» Source material:
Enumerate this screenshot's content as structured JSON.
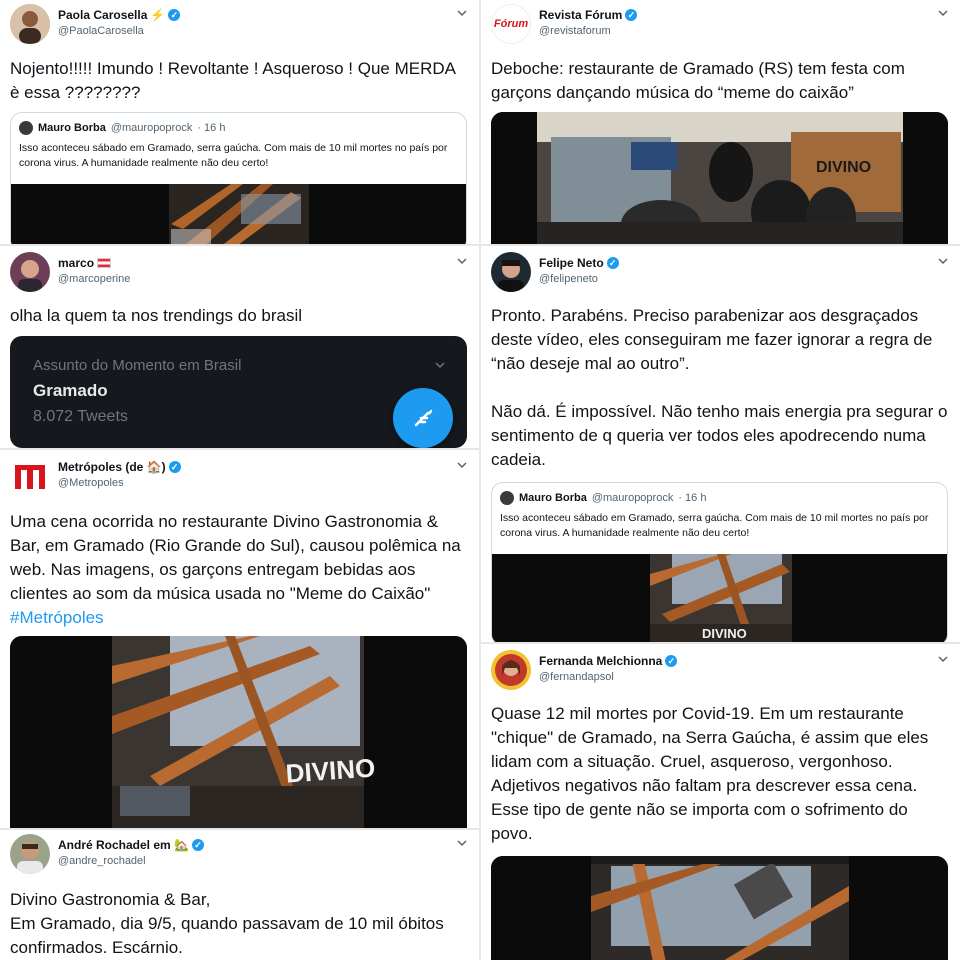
{
  "tweets": {
    "paola": {
      "name": "Paola Carosella",
      "name_extra": "⚡",
      "handle": "@PaolaCarosella",
      "text": "Nojento!!!!! Imundo ! Revoltante ! Asqueroso ! Que MERDA è essa ????????",
      "quote": {
        "name": "Mauro Borba",
        "handle": "@mauropoprock",
        "time": "· 16 h",
        "text": "Isso aconteceu sábado em Gramado, serra gaúcha. Com mais de 10 mil mortes no país por corona virus. A humanidade realmente não deu certo!"
      }
    },
    "forum": {
      "name": "Revista Fórum",
      "avatar_text": "Fórum",
      "handle": "@revistaforum",
      "text": "Deboche: restaurante de Gramado (RS) tem festa com garçons dançando música do “meme do caixão”",
      "media_sign": "DIVINO"
    },
    "marco": {
      "name": "marco",
      "handle": "@marcoperine",
      "text": "olha la quem ta nos trendings do brasil",
      "trend": {
        "subtitle": "Assunto do Momento em Brasil",
        "title": "Gramado",
        "count": "8.072 Tweets"
      }
    },
    "felipe": {
      "name": "Felipe Neto",
      "handle": "@felipeneto",
      "text": "Pronto. Parabéns. Preciso parabenizar aos desgraçados deste vídeo, eles conseguiram me fazer ignorar a regra de “não deseje mal ao outro”.\n\nNão dá. É impossível. Não tenho mais energia pra segurar o sentimento de q queria ver todos eles apodrecendo numa cadeia.",
      "quote": {
        "name": "Mauro Borba",
        "handle": "@mauropoprock",
        "time": "· 16 h",
        "text": "Isso aconteceu sábado em Gramado, serra gaúcha. Com mais de 10 mil mortes no país por corona virus. A humanidade realmente não deu certo!"
      },
      "media_sign": "DIVINO"
    },
    "metropoles": {
      "name": "Metrópoles (de 🏠)",
      "handle": "@Metropoles",
      "text_main": "Uma cena ocorrida no restaurante Divino Gastronomia & Bar, em Gramado (Rio Grande do Sul), causou polêmica na web. Nas imagens, os garçons entregam bebidas aos clientes ao som da música usada no \"Meme do Caixão\" ",
      "hashtag": "#Metrópoles",
      "media_sign": "DIVINO"
    },
    "fernanda": {
      "name": "Fernanda Melchionna",
      "handle": "@fernandapsol",
      "text": "Quase 12 mil mortes por Covid-19. Em um restaurante \"chique\" de Gramado, na Serra Gaúcha, é assim que eles lidam com a situação. Cruel, asqueroso, vergonhoso. Adjetivos negativos não faltam pra descrever essa cena. Esse tipo de gente não se importa com o sofrimento do povo."
    },
    "andre": {
      "name": "André Rochadel em 🏡",
      "handle": "@andre_rochadel",
      "text": "Divino Gastronomia & Bar,\nEm Gramado, dia 9/5, quando passavam de 10 mil óbitos confirmados. Escárnio."
    }
  },
  "colors": {
    "verified": "#1d9bf0",
    "hashtag": "#1d9bf0",
    "text": "#0f1419",
    "secondary": "#536471",
    "metropoles_red": "#d7141d"
  }
}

» Assignment:
In the copy, keep every line of the data above exactly and drop each picture.

» Task response:
Enumerate this screenshot's content as structured JSON.
{
  "tweets": {
    "paola": {
      "name": "Paola Carosella",
      "name_extra": "⚡",
      "handle": "@PaolaCarosella",
      "text": "Nojento!!!!! Imundo ! Revoltante ! Asqueroso ! Que MERDA è essa ????????",
      "quote": {
        "name": "Mauro Borba",
        "handle": "@mauropoprock",
        "time": "· 16 h",
        "text": "Isso aconteceu sábado em Gramado, serra gaúcha. Com mais de 10 mil mortes no país por corona virus. A humanidade realmente não deu certo!"
      }
    },
    "forum": {
      "name": "Revista Fórum",
      "avatar_text": "Fórum",
      "handle": "@revistaforum",
      "text": "Deboche: restaurante de Gramado (RS) tem festa com garçons dançando música do “meme do caixão”",
      "media_sign": "DIVINO"
    },
    "marco": {
      "name": "marco",
      "handle": "@marcoperine",
      "text": "olha la quem ta nos trendings do brasil",
      "trend": {
        "subtitle": "Assunto do Momento em Brasil",
        "title": "Gramado",
        "count": "8.072 Tweets"
      }
    },
    "felipe": {
      "name": "Felipe Neto",
      "handle": "@felipeneto",
      "text": "Pronto. Parabéns. Preciso parabenizar aos desgraçados deste vídeo, eles conseguiram me fazer ignorar a regra de “não deseje mal ao outro”.\n\nNão dá. É impossível. Não tenho mais energia pra segurar o sentimento de q queria ver todos eles apodrecendo numa cadeia.",
      "quote": {
        "name": "Mauro Borba",
        "handle": "@mauropoprock",
        "time": "· 16 h",
        "text": "Isso aconteceu sábado em Gramado, serra gaúcha. Com mais de 10 mil mortes no país por corona virus. A humanidade realmente não deu certo!"
      },
      "media_sign": "DIVINO"
    },
    "metropoles": {
      "name": "Metrópoles (de 🏠)",
      "handle": "@Metropoles",
      "text_main": "Uma cena ocorrida no restaurante Divino Gastronomia & Bar, em Gramado (Rio Grande do Sul), causou polêmica na web. Nas imagens, os garçons entregam bebidas aos clientes ao som da música usada no \"Meme do Caixão\" ",
      "hashtag": "#Metrópoles",
      "media_sign": "DIVINO"
    },
    "fernanda": {
      "name": "Fernanda Melchionna",
      "handle": "@fernandapsol",
      "text": "Quase 12 mil mortes por Covid-19. Em um restaurante \"chique\" de Gramado, na Serra Gaúcha, é assim que eles lidam com a situação. Cruel, asqueroso, vergonhoso. Adjetivos negativos não faltam pra descrever essa cena. Esse tipo de gente não se importa com o sofrimento do povo."
    },
    "andre": {
      "name": "André Rochadel em 🏡",
      "handle": "@andre_rochadel",
      "text": "Divino Gastronomia & Bar,\nEm Gramado, dia 9/5, quando passavam de 10 mil óbitos confirmados. Escárnio."
    }
  },
  "colors": {
    "verified": "#1d9bf0",
    "hashtag": "#1d9bf0",
    "text": "#0f1419",
    "secondary": "#536471",
    "metropoles_red": "#d7141d"
  }
}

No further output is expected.